**WHAT IS NEEDED**. Render the lines below as a Markdown table with the columns Row and Line, one numbered row per line, omitting any blank lines and the pictures.
****************************************
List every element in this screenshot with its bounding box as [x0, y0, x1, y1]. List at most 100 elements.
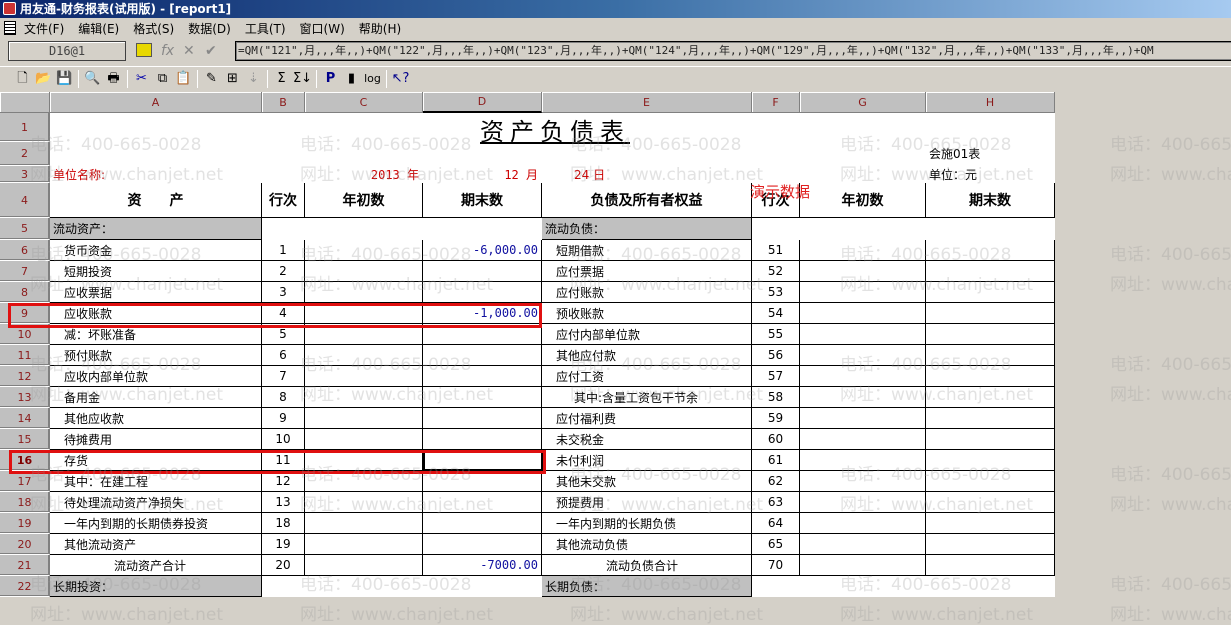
cell-a2[interactable] [50, 142, 262, 166]
cell-b2[interactable] [262, 142, 305, 166]
copy-icon[interactable]: ⧉ [152, 69, 173, 89]
cell-e[interactable]: 流动负债合计 [542, 555, 752, 576]
cell-h[interactable] [926, 387, 1055, 408]
cell-b[interactable]: 6 [262, 345, 305, 366]
function-wizard-icon[interactable] [136, 43, 152, 57]
insert-icon[interactable]: ⊞ [222, 69, 243, 89]
cell-g[interactable] [800, 429, 926, 450]
cell-c[interactable] [305, 387, 423, 408]
cut-icon[interactable]: ✂ [131, 69, 152, 89]
cell-b[interactable]: 11 [262, 450, 305, 471]
row-number-22[interactable]: 22 [0, 576, 50, 597]
cell-f[interactable]: 57 [752, 366, 800, 387]
fx-icon[interactable]: fx [161, 43, 174, 59]
cell-e[interactable]: 应付账款 [542, 282, 752, 303]
cell-e[interactable]: 短期借款 [542, 240, 752, 261]
row-number-21[interactable]: 21 [0, 555, 50, 576]
cell-a[interactable]: 应收票据 [50, 282, 262, 303]
cell-f[interactable]: 62 [752, 471, 800, 492]
cell-d[interactable] [423, 387, 542, 408]
column-header-c[interactable]: C [305, 92, 423, 113]
cell-e[interactable]: 预提费用 [542, 492, 752, 513]
cell-b[interactable]: 19 [262, 534, 305, 555]
cell-d22[interactable] [423, 576, 542, 597]
row-number-12[interactable]: 12 [0, 366, 50, 387]
cell-e[interactable]: 预收账款 [542, 303, 752, 324]
column-header-f[interactable]: F [752, 92, 800, 113]
cell-a[interactable]: 一年内到期的长期债券投资 [50, 513, 262, 534]
cell-d[interactable] [423, 471, 542, 492]
cell-g[interactable] [800, 387, 926, 408]
cell-c[interactable] [305, 408, 423, 429]
cell-f[interactable]: 65 [752, 534, 800, 555]
select-all-corner[interactable] [0, 92, 50, 113]
column-header-h[interactable]: H [926, 92, 1055, 113]
cell-d[interactable] [423, 366, 542, 387]
paste-icon[interactable]: 📋 [173, 69, 194, 89]
cell-c[interactable] [305, 555, 423, 576]
cell-d[interactable] [423, 513, 542, 534]
cell-c[interactable] [305, 534, 423, 555]
cell-b[interactable]: 20 [262, 555, 305, 576]
header-g[interactable]: 年初数 [800, 183, 926, 218]
cell-h[interactable] [926, 240, 1055, 261]
cell-a[interactable]: 其他应收款 [50, 408, 262, 429]
cell-b1[interactable] [262, 113, 305, 142]
cell-b[interactable]: 18 [262, 513, 305, 534]
cell-a[interactable]: 应收账款 [50, 303, 262, 324]
row-number-10[interactable]: 10 [0, 324, 50, 345]
row-number-5[interactable]: 5 [0, 218, 50, 240]
cancel-icon[interactable]: ✕ [183, 43, 195, 59]
row-number-18[interactable]: 18 [0, 492, 50, 513]
cell-c22[interactable] [305, 576, 423, 597]
cell-f22[interactable] [752, 576, 800, 597]
cell-d[interactable] [423, 429, 542, 450]
cell-c[interactable] [305, 261, 423, 282]
cell-g[interactable] [800, 345, 926, 366]
cell-a[interactable]: 备用金 [50, 387, 262, 408]
cell-d[interactable] [423, 261, 542, 282]
header-a[interactable]: 资 产 [50, 183, 262, 218]
form-number[interactable]: 会施01表 [926, 142, 1055, 166]
cell-h[interactable] [926, 324, 1055, 345]
cell-e[interactable]: 其他流动负债 [542, 534, 752, 555]
cell-f[interactable]: 51 [752, 240, 800, 261]
cell-g5[interactable] [800, 218, 926, 240]
cell-f[interactable]: 56 [752, 345, 800, 366]
cell-e[interactable]: 未付利润 [542, 450, 752, 471]
year-label[interactable]: 2013 年 [305, 166, 423, 183]
cell-f[interactable]: 64 [752, 513, 800, 534]
cell-h[interactable] [926, 429, 1055, 450]
menu-tools[interactable]: 工具(T) [245, 20, 286, 37]
cell-e[interactable]: 一年内到期的长期负债 [542, 513, 752, 534]
column-header-b[interactable]: B [262, 92, 305, 113]
cell-f[interactable]: 58 [752, 387, 800, 408]
cell-b[interactable]: 4 [262, 303, 305, 324]
cell-g2[interactable] [800, 142, 926, 166]
cell-e[interactable]: 应付福利费 [542, 408, 752, 429]
cell-a[interactable]: 存货 [50, 450, 262, 471]
cell-c5[interactable] [305, 218, 423, 240]
cell-c[interactable] [305, 429, 423, 450]
print-icon[interactable]: 🖶 [103, 69, 124, 89]
cell-c[interactable] [305, 366, 423, 387]
log-icon[interactable]: log [362, 69, 383, 89]
cell-c[interactable] [305, 513, 423, 534]
cell-f[interactable]: 52 [752, 261, 800, 282]
cell-a[interactable]: 短期投资 [50, 261, 262, 282]
cell-c[interactable] [305, 471, 423, 492]
cell-h1[interactable] [926, 113, 1055, 142]
cell-a[interactable]: 待处理流动资产净损失 [50, 492, 262, 513]
cell-f[interactable]: 70 [752, 555, 800, 576]
header-e[interactable]: 负债及所有者权益 [542, 183, 752, 218]
cell-h[interactable] [926, 303, 1055, 324]
cell-e[interactable]: 其他未交款 [542, 471, 752, 492]
cell-h[interactable] [926, 408, 1055, 429]
section-long-term-liabilities[interactable]: 长期负债： [542, 576, 752, 597]
menu-file[interactable]: 文件(F) [24, 20, 64, 37]
cell-f[interactable]: 61 [752, 450, 800, 471]
save-icon[interactable]: 💾 [54, 69, 75, 89]
cell-c[interactable] [305, 282, 423, 303]
cell-g3[interactable] [800, 166, 926, 183]
cell-e[interactable]: 应付内部单位款 [542, 324, 752, 345]
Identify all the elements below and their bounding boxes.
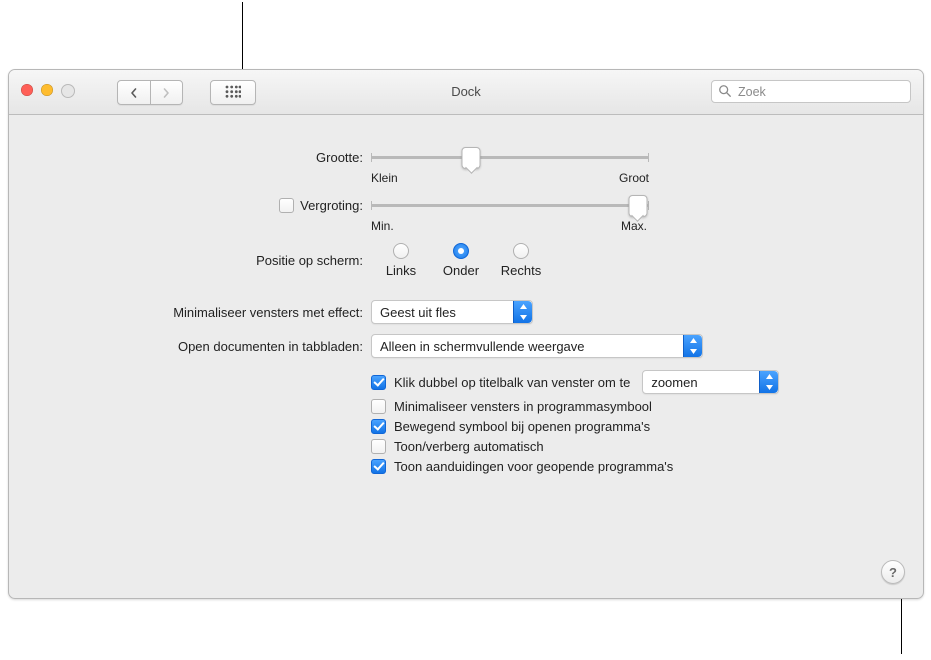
****************************************
**REPLY TO THE EXERCISE**.
| Row | Line |
|---|---|
| 1 | List every element in this screenshot with its bounding box as [x0, y0, x1, y1]. List at most 100 elements. |
| 2 | cell-a2[interactable] [50, 142, 262, 166] |
| 3 | cell-b2[interactable] [262, 142, 305, 166] |
| 4 | copy-icon[interactable]: ⧉ [152, 69, 173, 89] |
| 5 | cell-e[interactable]: 流动负债合计 [542, 555, 752, 576] |
| 6 | cell-h[interactable] [926, 387, 1055, 408] |
| 7 | cell-b[interactable]: 6 [262, 345, 305, 366] |
| 8 | function-wizard-icon[interactable] [136, 43, 152, 57] |
| 9 | insert-icon[interactable]: ⊞ [222, 69, 243, 89] |
| 10 | cell-g[interactable] [800, 429, 926, 450] |
| 11 | cell-c[interactable] [305, 387, 423, 408] |
| 12 | cut-icon[interactable]: ✂ [131, 69, 152, 89] |
| 13 | cell-b[interactable]: 11 [262, 450, 305, 471] |
| 14 | row-number-22[interactable]: 22 [0, 576, 50, 597] |
| 15 | cell-f[interactable]: 57 [752, 366, 800, 387] |
| 16 | fx-icon[interactable]: fx [161, 43, 174, 59] |
| 17 | cell-e[interactable]: 应付账款 [542, 282, 752, 303] |
| 18 | cell-e[interactable]: 短期借款 [542, 240, 752, 261] |
| 19 | row-number-21[interactable]: 21 [0, 555, 50, 576] |
| 20 | cell-a[interactable]: 应收票据 [50, 282, 262, 303] |
| 21 | cell-f[interactable]: 62 [752, 471, 800, 492] |
| 22 | cell-d[interactable] [423, 387, 542, 408] |
| 23 | column-header-c[interactable]: C [305, 92, 423, 113] |
| 24 | cell-e[interactable]: 预提费用 [542, 492, 752, 513] |
| 25 | cell-b[interactable]: 19 [262, 534, 305, 555] |
| 26 | cell-d22[interactable] [423, 576, 542, 597] |
| 27 | row-number-12[interactable]: 12 [0, 366, 50, 387] |
| 28 | cell-e[interactable]: 预收账款 [542, 303, 752, 324] |
| 29 | column-header-f[interactable]: F [752, 92, 800, 113] |
| 30 | cell-a[interactable]: 一年内到期的长期债券投资 [50, 513, 262, 534] |
| 31 | cell-d[interactable] [423, 471, 542, 492] |
| 32 | cell-g[interactable] [800, 387, 926, 408] |
| 33 | cell-c[interactable] [305, 408, 423, 429] |
| 34 | cell-f[interactable]: 65 [752, 534, 800, 555] |
| 35 | select-all-corner[interactable] [0, 92, 50, 113] |
| 36 | column-header-h[interactable]: H [926, 92, 1055, 113] |
| 37 | cell-d[interactable] [423, 366, 542, 387] |
| 38 | paste-icon[interactable]: 📋 [173, 69, 194, 89] |
| 39 | cell-c[interactable] [305, 555, 423, 576] |
| 40 | cell-d[interactable] [423, 513, 542, 534] |
| 41 | cell-c[interactable] [305, 534, 423, 555] |
| 42 | cell-b[interactable]: 20 [262, 555, 305, 576] |
| 43 | header-g[interactable]: 年初数 [800, 183, 926, 218] |
| 44 | cell-h[interactable] [926, 240, 1055, 261] |
| 45 | cell-a[interactable]: 其他应收款 [50, 408, 262, 429] |
| 46 | cell-b1[interactable] [262, 113, 305, 142] |
| 47 | cell-b[interactable]: 18 [262, 513, 305, 534] |
| 48 | cell-a[interactable]: 应收账款 [50, 303, 262, 324] |
| 49 | row-number-10[interactable]: 10 [0, 324, 50, 345] |
| 50 | row-number-5[interactable]: 5 [0, 218, 50, 240] |
| 51 | cancel-icon[interactable]: ✕ [183, 43, 195, 59] |
| 52 | row-number-18[interactable]: 18 [0, 492, 50, 513] |
| 53 | cell-c22[interactable] [305, 576, 423, 597] |
| 54 | cell-f22[interactable] [752, 576, 800, 597] |
| 55 | cell-d[interactable] [423, 429, 542, 450] |
| 56 | cell-c[interactable] [305, 261, 423, 282] |
| 57 | cell-g[interactable] [800, 345, 926, 366] |
| 58 | cell-a[interactable]: 备用金 [50, 387, 262, 408] |
| 59 | cell-d[interactable] [423, 261, 542, 282] |
| 60 | header-a[interactable]: 资 产 [50, 183, 262, 218] |
| 61 | form-number[interactable]: 会施01表 [926, 142, 1055, 166] |
| 62 | cell-h[interactable] [926, 324, 1055, 345] |
| 63 | cell-e[interactable]: 其他流动负债 [542, 534, 752, 555] |
| 64 | cell-f[interactable]: 51 [752, 240, 800, 261] |
| 65 | cell-g5[interactable] [800, 218, 926, 240] |
| 66 | cell-f[interactable]: 56 [752, 345, 800, 366] |
| 67 | cell-e[interactable]: 未付利润 [542, 450, 752, 471] |
| 68 | year-label[interactable]: 2013 年 [305, 166, 423, 183] |
| 69 | cell-f[interactable]: 64 [752, 513, 800, 534] |
| 70 | cell-h[interactable] [926, 429, 1055, 450] |
| 71 | menu-tools[interactable]: 工具(T) [245, 20, 286, 37] |
| 72 | cell-e[interactable]: 一年内到期的长期负债 [542, 513, 752, 534] |
| 73 | column-header-b[interactable]: B [262, 92, 305, 113] |
| 74 | cell-f[interactable]: 58 [752, 387, 800, 408] |
| 75 | cell-b[interactable]: 4 [262, 303, 305, 324] |
| 76 | cell-g2[interactable] [800, 142, 926, 166] |
| 77 | cell-e[interactable]: 应付福利费 [542, 408, 752, 429] |
| 78 | cell-a[interactable]: 存货 [50, 450, 262, 471] |
| 79 | cell-c5[interactable] [305, 218, 423, 240] |
| 80 | cell-c[interactable] [305, 429, 423, 450] |
| 81 | print-icon[interactable]: 🖶 [103, 69, 124, 89] |
| 82 | cell-c[interactable] [305, 366, 423, 387] |
| 83 | log-icon[interactable]: log [362, 69, 383, 89] |
| 84 | cell-c[interactable] [305, 513, 423, 534] |
| 85 | cell-f[interactable]: 52 [752, 261, 800, 282] |
| 86 | cell-a[interactable]: 短期投资 [50, 261, 262, 282] |
| 87 | cell-c[interactable] [305, 471, 423, 492] |
| 88 | cell-h1[interactable] [926, 113, 1055, 142] |
| 89 | cell-a[interactable]: 待处理流动资产净损失 [50, 492, 262, 513] |
| 90 | cell-f[interactable]: 70 [752, 555, 800, 576] |
| 91 | header-e[interactable]: 负债及所有者权益 [542, 183, 752, 218] |
| 92 | cell-h[interactable] [926, 303, 1055, 324] |
| 93 | cell-e[interactable]: 其他未交款 [542, 471, 752, 492] |
| 94 | cell-h[interactable] [926, 408, 1055, 429] |
| 95 | section-long-term-liabilities[interactable]: 长期负债： [542, 576, 752, 597] |
| 96 | menu-file[interactable]: 文件(F) [24, 20, 64, 37] |
| 97 | cell-f[interactable]: 61 [752, 450, 800, 471] |
| 98 | save-icon[interactable]: 💾 [54, 69, 75, 89] |
| 99 | cell-c[interactable] [305, 282, 423, 303] |
| 100 | cell-g3[interactable] [800, 166, 926, 183] |
| 101 | cell-e[interactable]: 应付内部单位款 [542, 324, 752, 345] |
| 102 | Identify all the elements below and their bounding boxes. |